Extracted records
::::::

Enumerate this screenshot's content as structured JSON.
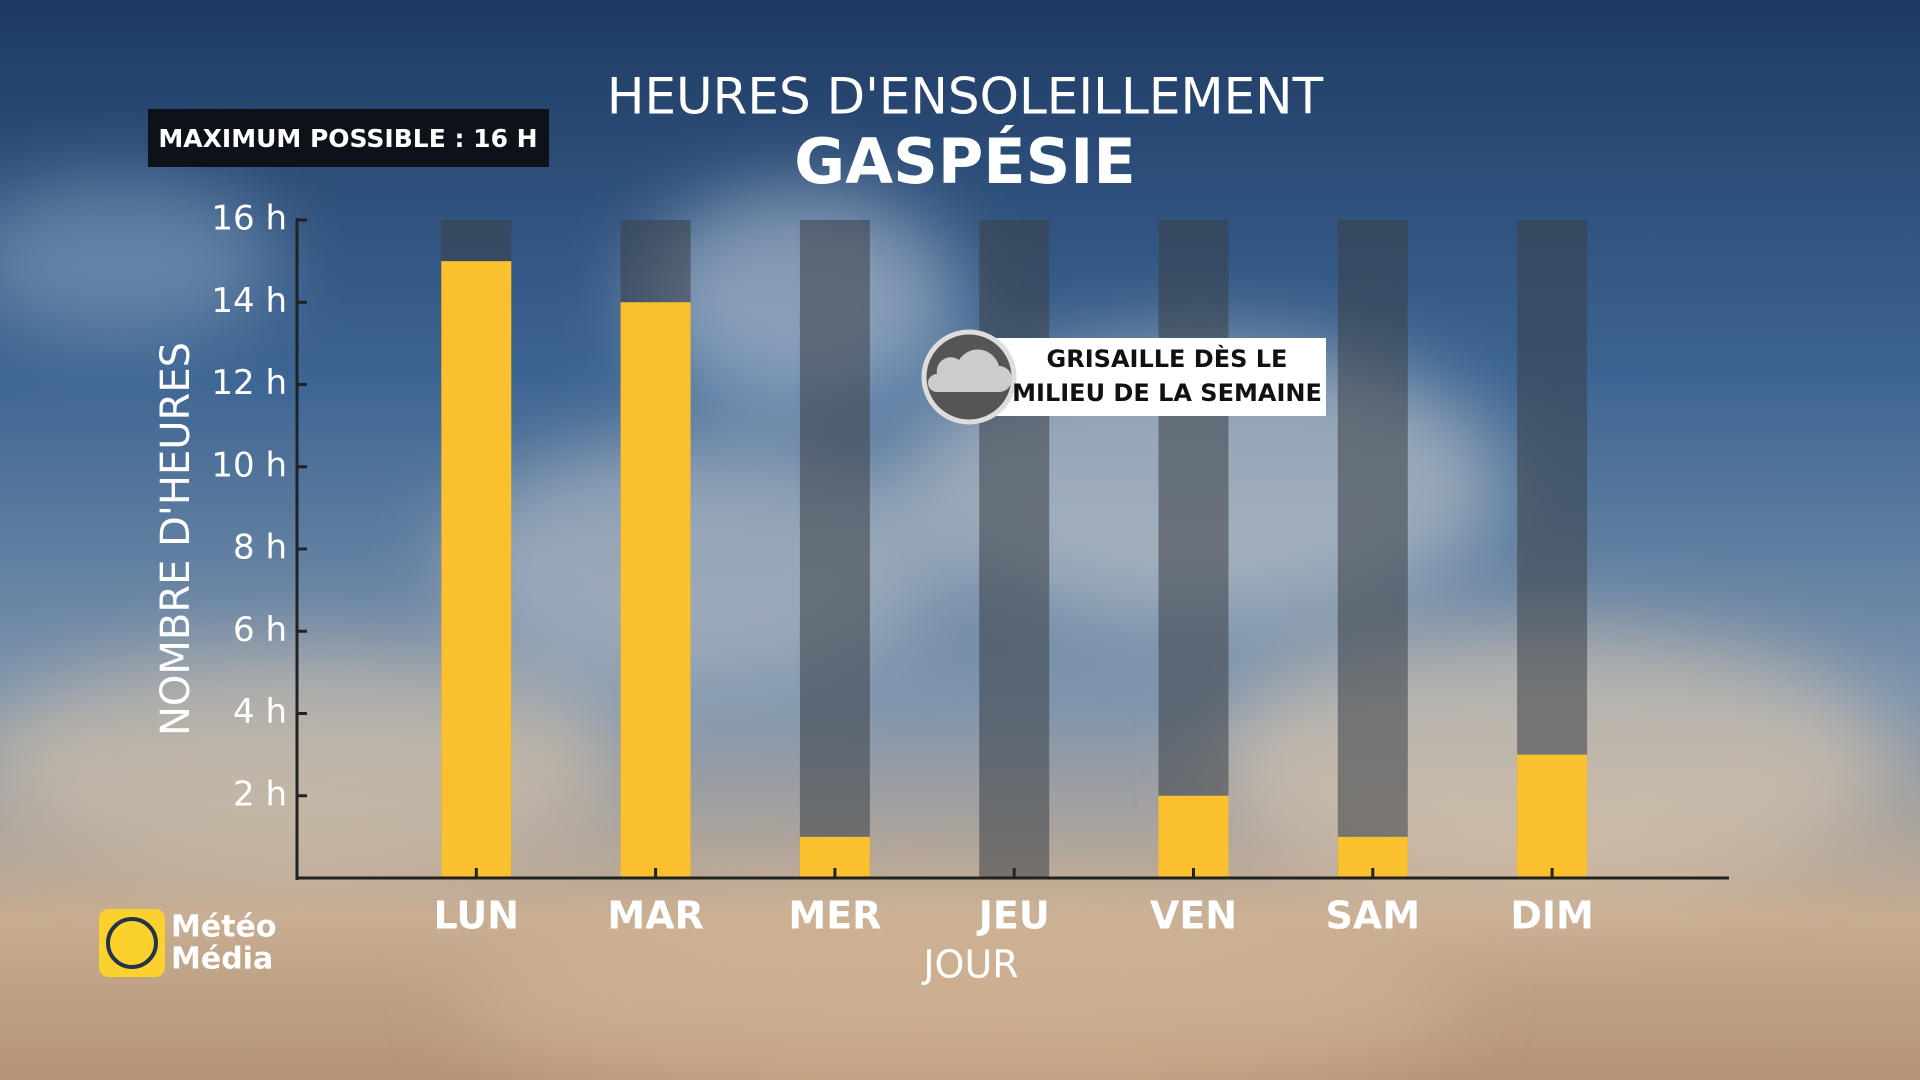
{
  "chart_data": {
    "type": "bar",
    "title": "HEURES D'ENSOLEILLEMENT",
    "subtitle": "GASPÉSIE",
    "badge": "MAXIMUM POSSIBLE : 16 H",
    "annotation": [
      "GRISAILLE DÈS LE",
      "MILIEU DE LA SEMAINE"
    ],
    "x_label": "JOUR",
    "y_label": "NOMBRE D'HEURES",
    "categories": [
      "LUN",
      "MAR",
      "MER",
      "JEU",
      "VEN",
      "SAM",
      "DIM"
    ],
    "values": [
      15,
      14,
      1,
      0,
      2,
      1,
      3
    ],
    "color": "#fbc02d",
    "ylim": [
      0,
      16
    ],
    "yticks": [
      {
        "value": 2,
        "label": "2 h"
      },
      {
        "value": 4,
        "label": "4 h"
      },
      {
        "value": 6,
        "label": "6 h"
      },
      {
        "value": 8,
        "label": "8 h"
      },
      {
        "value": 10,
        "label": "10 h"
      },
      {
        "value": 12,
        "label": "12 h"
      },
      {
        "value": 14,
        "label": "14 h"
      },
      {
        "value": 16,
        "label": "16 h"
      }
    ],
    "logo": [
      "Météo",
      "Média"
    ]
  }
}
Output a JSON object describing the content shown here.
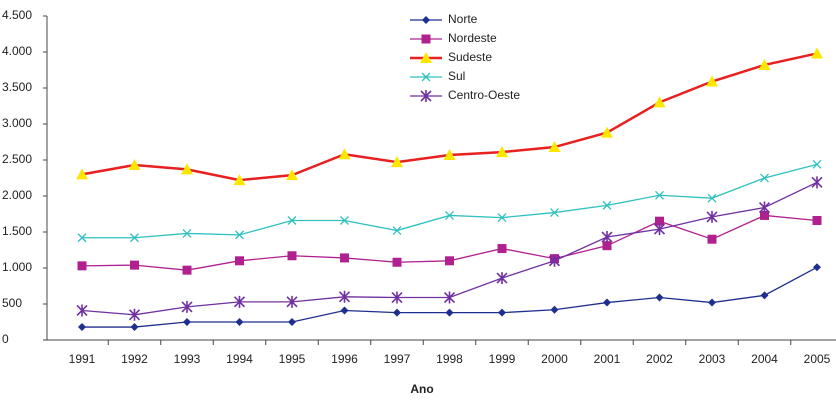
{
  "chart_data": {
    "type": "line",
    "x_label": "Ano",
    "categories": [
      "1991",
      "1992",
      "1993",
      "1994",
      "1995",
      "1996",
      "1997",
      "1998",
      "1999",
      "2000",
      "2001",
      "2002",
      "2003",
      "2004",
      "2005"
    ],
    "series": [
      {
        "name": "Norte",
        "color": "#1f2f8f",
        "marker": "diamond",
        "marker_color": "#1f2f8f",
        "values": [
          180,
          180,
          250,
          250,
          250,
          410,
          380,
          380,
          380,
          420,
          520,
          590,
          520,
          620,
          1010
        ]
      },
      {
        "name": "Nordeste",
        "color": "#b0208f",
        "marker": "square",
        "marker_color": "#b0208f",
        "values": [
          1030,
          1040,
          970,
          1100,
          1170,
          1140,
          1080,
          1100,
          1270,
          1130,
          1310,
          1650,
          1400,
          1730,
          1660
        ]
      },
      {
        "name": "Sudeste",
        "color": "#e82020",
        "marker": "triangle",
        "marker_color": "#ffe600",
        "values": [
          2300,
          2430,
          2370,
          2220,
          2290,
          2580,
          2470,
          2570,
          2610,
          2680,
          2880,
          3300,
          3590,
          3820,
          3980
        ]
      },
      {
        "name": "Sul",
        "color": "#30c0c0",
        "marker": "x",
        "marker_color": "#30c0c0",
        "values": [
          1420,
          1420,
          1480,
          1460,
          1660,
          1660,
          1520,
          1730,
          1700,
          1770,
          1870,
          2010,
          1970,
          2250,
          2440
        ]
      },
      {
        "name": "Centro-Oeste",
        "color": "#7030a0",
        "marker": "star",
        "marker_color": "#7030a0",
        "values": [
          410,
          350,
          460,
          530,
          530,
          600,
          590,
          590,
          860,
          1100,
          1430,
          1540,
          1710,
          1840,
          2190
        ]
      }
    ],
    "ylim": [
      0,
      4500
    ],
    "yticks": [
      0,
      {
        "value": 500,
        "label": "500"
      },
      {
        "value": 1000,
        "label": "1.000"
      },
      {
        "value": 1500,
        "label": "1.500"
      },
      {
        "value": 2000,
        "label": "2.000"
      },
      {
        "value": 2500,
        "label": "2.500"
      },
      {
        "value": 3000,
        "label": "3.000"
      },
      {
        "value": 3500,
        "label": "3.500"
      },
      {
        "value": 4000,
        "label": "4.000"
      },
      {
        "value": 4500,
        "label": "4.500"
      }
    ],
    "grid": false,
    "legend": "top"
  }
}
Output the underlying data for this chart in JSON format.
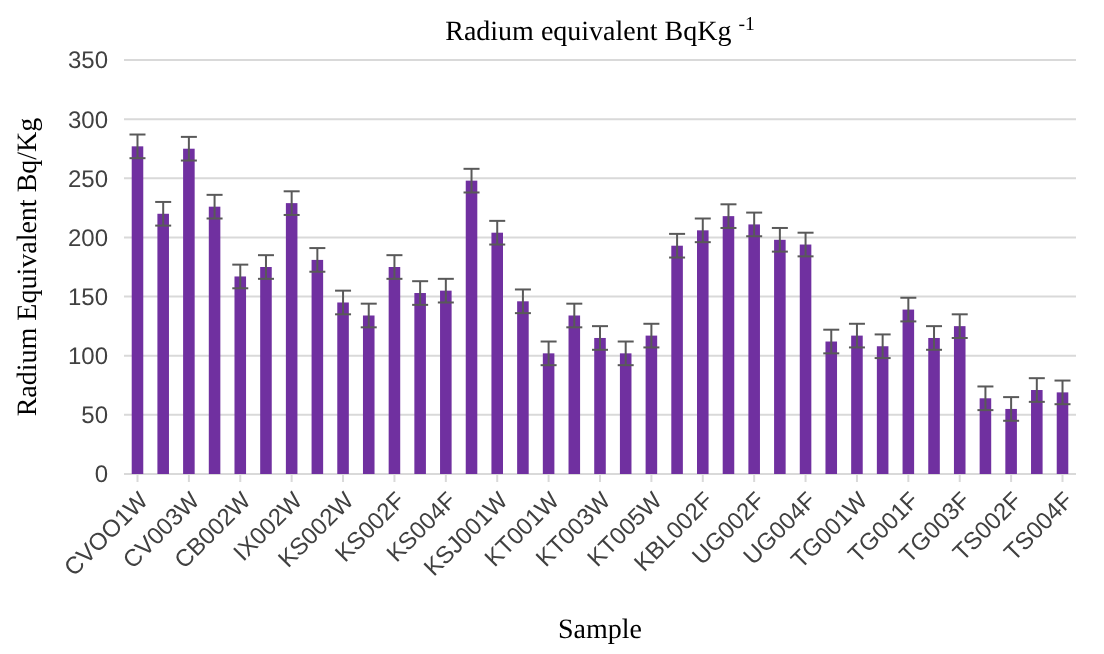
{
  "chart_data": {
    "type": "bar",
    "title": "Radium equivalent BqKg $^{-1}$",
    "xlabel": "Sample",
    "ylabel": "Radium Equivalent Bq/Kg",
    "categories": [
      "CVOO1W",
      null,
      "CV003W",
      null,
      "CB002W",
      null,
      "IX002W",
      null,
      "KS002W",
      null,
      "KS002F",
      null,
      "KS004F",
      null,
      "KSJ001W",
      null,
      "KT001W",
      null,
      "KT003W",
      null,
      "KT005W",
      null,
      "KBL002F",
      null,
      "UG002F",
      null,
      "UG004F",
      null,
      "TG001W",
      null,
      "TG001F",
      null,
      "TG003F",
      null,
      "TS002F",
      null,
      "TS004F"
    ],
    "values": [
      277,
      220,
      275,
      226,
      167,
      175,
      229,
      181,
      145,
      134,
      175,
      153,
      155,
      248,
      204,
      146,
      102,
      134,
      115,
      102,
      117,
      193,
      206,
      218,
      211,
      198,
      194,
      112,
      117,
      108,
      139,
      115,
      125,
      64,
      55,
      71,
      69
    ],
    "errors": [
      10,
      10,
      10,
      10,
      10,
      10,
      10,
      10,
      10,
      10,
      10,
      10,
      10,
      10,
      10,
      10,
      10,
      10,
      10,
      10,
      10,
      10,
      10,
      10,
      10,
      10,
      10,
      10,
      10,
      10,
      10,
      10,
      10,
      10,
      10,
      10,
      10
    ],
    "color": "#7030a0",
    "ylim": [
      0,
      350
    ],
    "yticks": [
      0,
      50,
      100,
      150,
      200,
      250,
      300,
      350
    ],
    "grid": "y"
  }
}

::::::

◆ **Given instruction**:
Quote every record above exactly, omitting any pictures they contain.

◆ **Task solution**:
Enumerate this screenshot's content as structured JSON.
{
  "chart_data": {
    "type": "bar",
    "title": "HEURES D'ENSOLEILLEMENT",
    "subtitle": "GASPÉSIE",
    "badge": "MAXIMUM POSSIBLE : 16 H",
    "annotation": [
      "GRISAILLE DÈS LE",
      "MILIEU DE LA SEMAINE"
    ],
    "x_label": "JOUR",
    "y_label": "NOMBRE D'HEURES",
    "categories": [
      "LUN",
      "MAR",
      "MER",
      "JEU",
      "VEN",
      "SAM",
      "DIM"
    ],
    "values": [
      15,
      14,
      1,
      0,
      2,
      1,
      3
    ],
    "color": "#fbc02d",
    "ylim": [
      0,
      16
    ],
    "yticks": [
      {
        "value": 2,
        "label": "2 h"
      },
      {
        "value": 4,
        "label": "4 h"
      },
      {
        "value": 6,
        "label": "6 h"
      },
      {
        "value": 8,
        "label": "8 h"
      },
      {
        "value": 10,
        "label": "10 h"
      },
      {
        "value": 12,
        "label": "12 h"
      },
      {
        "value": 14,
        "label": "14 h"
      },
      {
        "value": 16,
        "label": "16 h"
      }
    ],
    "logo": [
      "Météo",
      "Média"
    ]
  }
}
Output a JSON object describing the content shown here.
{
  "chart_data": {
    "type": "line",
    "x_label": "Ano",
    "categories": [
      "1991",
      "1992",
      "1993",
      "1994",
      "1995",
      "1996",
      "1997",
      "1998",
      "1999",
      "2000",
      "2001",
      "2002",
      "2003",
      "2004",
      "2005"
    ],
    "series": [
      {
        "name": "Norte",
        "color": "#1f2f8f",
        "marker": "diamond",
        "marker_color": "#1f2f8f",
        "values": [
          180,
          180,
          250,
          250,
          250,
          410,
          380,
          380,
          380,
          420,
          520,
          590,
          520,
          620,
          1010
        ]
      },
      {
        "name": "Nordeste",
        "color": "#b0208f",
        "marker": "square",
        "marker_color": "#b0208f",
        "values": [
          1030,
          1040,
          970,
          1100,
          1170,
          1140,
          1080,
          1100,
          1270,
          1130,
          1310,
          1650,
          1400,
          1730,
          1660
        ]
      },
      {
        "name": "Sudeste",
        "color": "#e82020",
        "marker": "triangle",
        "marker_color": "#ffe600",
        "values": [
          2300,
          2430,
          2370,
          2220,
          2290,
          2580,
          2470,
          2570,
          2610,
          2680,
          2880,
          3300,
          3590,
          3820,
          3980
        ]
      },
      {
        "name": "Sul",
        "color": "#30c0c0",
        "marker": "x",
        "marker_color": "#30c0c0",
        "values": [
          1420,
          1420,
          1480,
          1460,
          1660,
          1660,
          1520,
          1730,
          1700,
          1770,
          1870,
          2010,
          1970,
          2250,
          2440
        ]
      },
      {
        "name": "Centro-Oeste",
        "color": "#7030a0",
        "marker": "star",
        "marker_color": "#7030a0",
        "values": [
          410,
          350,
          460,
          530,
          530,
          600,
          590,
          590,
          860,
          1100,
          1430,
          1540,
          1710,
          1840,
          2190
        ]
      }
    ],
    "ylim": [
      0,
      4500
    ],
    "yticks": [
      0,
      {
        "value": 500,
        "label": "500"
      },
      {
        "value": 1000,
        "label": "1.000"
      },
      {
        "value": 1500,
        "label": "1.500"
      },
      {
        "value": 2000,
        "label": "2.000"
      },
      {
        "value": 2500,
        "label": "2.500"
      },
      {
        "value": 3000,
        "label": "3.000"
      },
      {
        "value": 3500,
        "label": "3.500"
      },
      {
        "value": 4000,
        "label": "4.000"
      },
      {
        "value": 4500,
        "label": "4.500"
      }
    ],
    "grid": false,
    "legend": "top"
  }
}
Output the underlying data for this chart in JSON format.
{
  "chart_data": {
    "type": "bar",
    "title": "Radium equivalent BqKg $^{-1}$",
    "xlabel": "Sample",
    "ylabel": "Radium Equivalent Bq/Kg",
    "categories": [
      "CVOO1W",
      null,
      "CV003W",
      null,
      "CB002W",
      null,
      "IX002W",
      null,
      "KS002W",
      null,
      "KS002F",
      null,
      "KS004F",
      null,
      "KSJ001W",
      null,
      "KT001W",
      null,
      "KT003W",
      null,
      "KT005W",
      null,
      "KBL002F",
      null,
      "UG002F",
      null,
      "UG004F",
      null,
      "TG001W",
      null,
      "TG001F",
      null,
      "TG003F",
      null,
      "TS002F",
      null,
      "TS004F"
    ],
    "values": [
      277,
      220,
      275,
      226,
      167,
      175,
      229,
      181,
      145,
      134,
      175,
      153,
      155,
      248,
      204,
      146,
      102,
      134,
      115,
      102,
      117,
      193,
      206,
      218,
      211,
      198,
      194,
      112,
      117,
      108,
      139,
      115,
      125,
      64,
      55,
      71,
      69
    ],
    "errors": [
      10,
      10,
      10,
      10,
      10,
      10,
      10,
      10,
      10,
      10,
      10,
      10,
      10,
      10,
      10,
      10,
      10,
      10,
      10,
      10,
      10,
      10,
      10,
      10,
      10,
      10,
      10,
      10,
      10,
      10,
      10,
      10,
      10,
      10,
      10,
      10,
      10
    ],
    "color": "#7030a0",
    "ylim": [
      0,
      350
    ],
    "yticks": [
      0,
      50,
      100,
      150,
      200,
      250,
      300,
      350
    ],
    "grid": "y"
  }
}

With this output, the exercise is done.